*WRITTEN INSTRUCTION 1*:
Please transcribe the rows below from the line with "Extract all elements" to the line with "post-time[interactable]: 10:42 PM", leaving out the picture.

*SELECTED TEXT*:
Cynthia Nixon, Sarah Jessica Parker, Kristin Davis

“And Just Like That…” takes the 30 something gals (minus Kim Cattrall) into middle age. It is a cringe-worthy reboot of “Sex and the City” and not especially funny or entertaining. They fall over themselves, trying too hard to be current, politically correct, woke, and inclusive.

“Sex and the City” was a significant fashion influence back in the day and bonafide cultural phenomena, but it is no longer relevant. Time to put it to rest, like Mr. Big, who was mercifully killed off in the first episode.

Givenchy Spring-2022 Ready-to-Wear
Photo: Gorunway

From the outset, Matthew Williams said his vision for the Givenchy woman was “very elegant and powerful and chic,” but Spring 2022, presented in Paris this past October, was far from it; a hodgepodge of tailoring, peplums, transparency, corsetry, and ruffles, sometimes all in the same outfit.

Matthew has yet to find his groove at Givenchy. It’s hard to know what the storied label even stands for anymore. The 36-year-old showed promise when he took the design helm at the house, but the consistent vision exemplified by his label ALYX has not yet crystallized here. Hopefully, it will.

Pyer Moss Fall 2021 Couture
Photo: David Prutting

Pyer Moss’s Kerby Jean-Raymond is the first African American to present on the couture calendar in the Chambre Syndicale’s 150 years plus history. The Pyer Moss Couture Show entitled “Wat U Iz” pays homage to African American inventions, inventors, and entrepreneurs. It was held at Villa Lewaro in Irvington, New York, the estate of Madam C.J. Walker, a descendant of slaves and the 1st American woman to become a self-made millionaire.

*DATASET EXCERPTS*:
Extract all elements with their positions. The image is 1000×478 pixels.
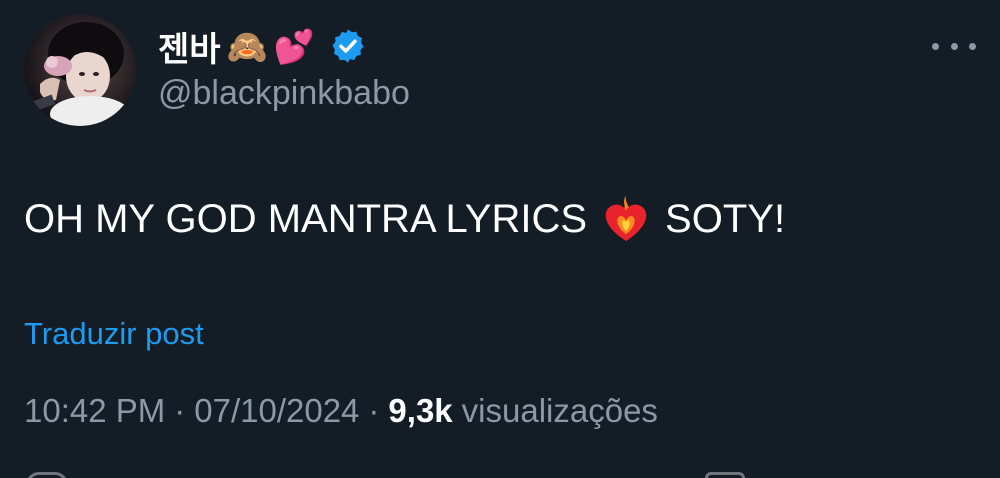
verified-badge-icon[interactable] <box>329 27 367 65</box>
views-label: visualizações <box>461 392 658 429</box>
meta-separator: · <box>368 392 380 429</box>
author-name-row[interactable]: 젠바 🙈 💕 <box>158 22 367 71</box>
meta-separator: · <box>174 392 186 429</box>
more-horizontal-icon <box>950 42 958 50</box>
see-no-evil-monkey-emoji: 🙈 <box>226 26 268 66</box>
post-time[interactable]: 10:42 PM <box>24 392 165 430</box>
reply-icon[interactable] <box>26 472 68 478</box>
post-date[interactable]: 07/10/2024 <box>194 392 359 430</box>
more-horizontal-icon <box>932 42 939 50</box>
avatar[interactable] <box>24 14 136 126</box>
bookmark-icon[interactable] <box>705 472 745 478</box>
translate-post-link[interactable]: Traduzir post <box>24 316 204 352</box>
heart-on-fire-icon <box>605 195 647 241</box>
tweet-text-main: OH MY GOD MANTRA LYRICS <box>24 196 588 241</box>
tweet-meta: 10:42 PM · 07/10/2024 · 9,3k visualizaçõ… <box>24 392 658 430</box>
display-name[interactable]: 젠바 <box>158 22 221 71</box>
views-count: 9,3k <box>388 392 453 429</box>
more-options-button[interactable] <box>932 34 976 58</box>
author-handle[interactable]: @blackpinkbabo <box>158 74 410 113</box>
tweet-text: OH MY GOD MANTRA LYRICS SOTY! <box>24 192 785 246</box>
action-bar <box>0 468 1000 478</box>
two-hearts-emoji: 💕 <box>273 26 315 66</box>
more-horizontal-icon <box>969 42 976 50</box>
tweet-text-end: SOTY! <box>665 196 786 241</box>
--
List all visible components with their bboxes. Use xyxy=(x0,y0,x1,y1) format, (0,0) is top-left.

*WRITTEN INSTRUCTION 2*:
Copy the fashion commentary above word for word from "Matthew has yet" to "Hopefully, it will.".

*OUTPUT 1*:
Extract all elements with their positions. The image is 1000×478 pixels.
verified-badge-icon[interactable] <box>329 27 367 65</box>
views-label: visualizações <box>461 392 658 429</box>
meta-separator: · <box>368 392 380 429</box>
author-name-row[interactable]: 젠바 🙈 💕 <box>158 22 367 71</box>
meta-separator: · <box>174 392 186 429</box>
more-horizontal-icon <box>950 42 958 50</box>
see-no-evil-monkey-emoji: 🙈 <box>226 26 268 66</box>
post-time[interactable]: 10:42 PM <box>24 392 165 430</box>

*OUTPUT 2*:
Matthew has yet to find his groove at Givenchy. It’s hard to know what the storied label even stands for anymore. The 36-year-old showed promise when he took the design helm at the house, but the consistent vision exemplified by his label ALYX has not yet crystallized here. Hopefully, it will.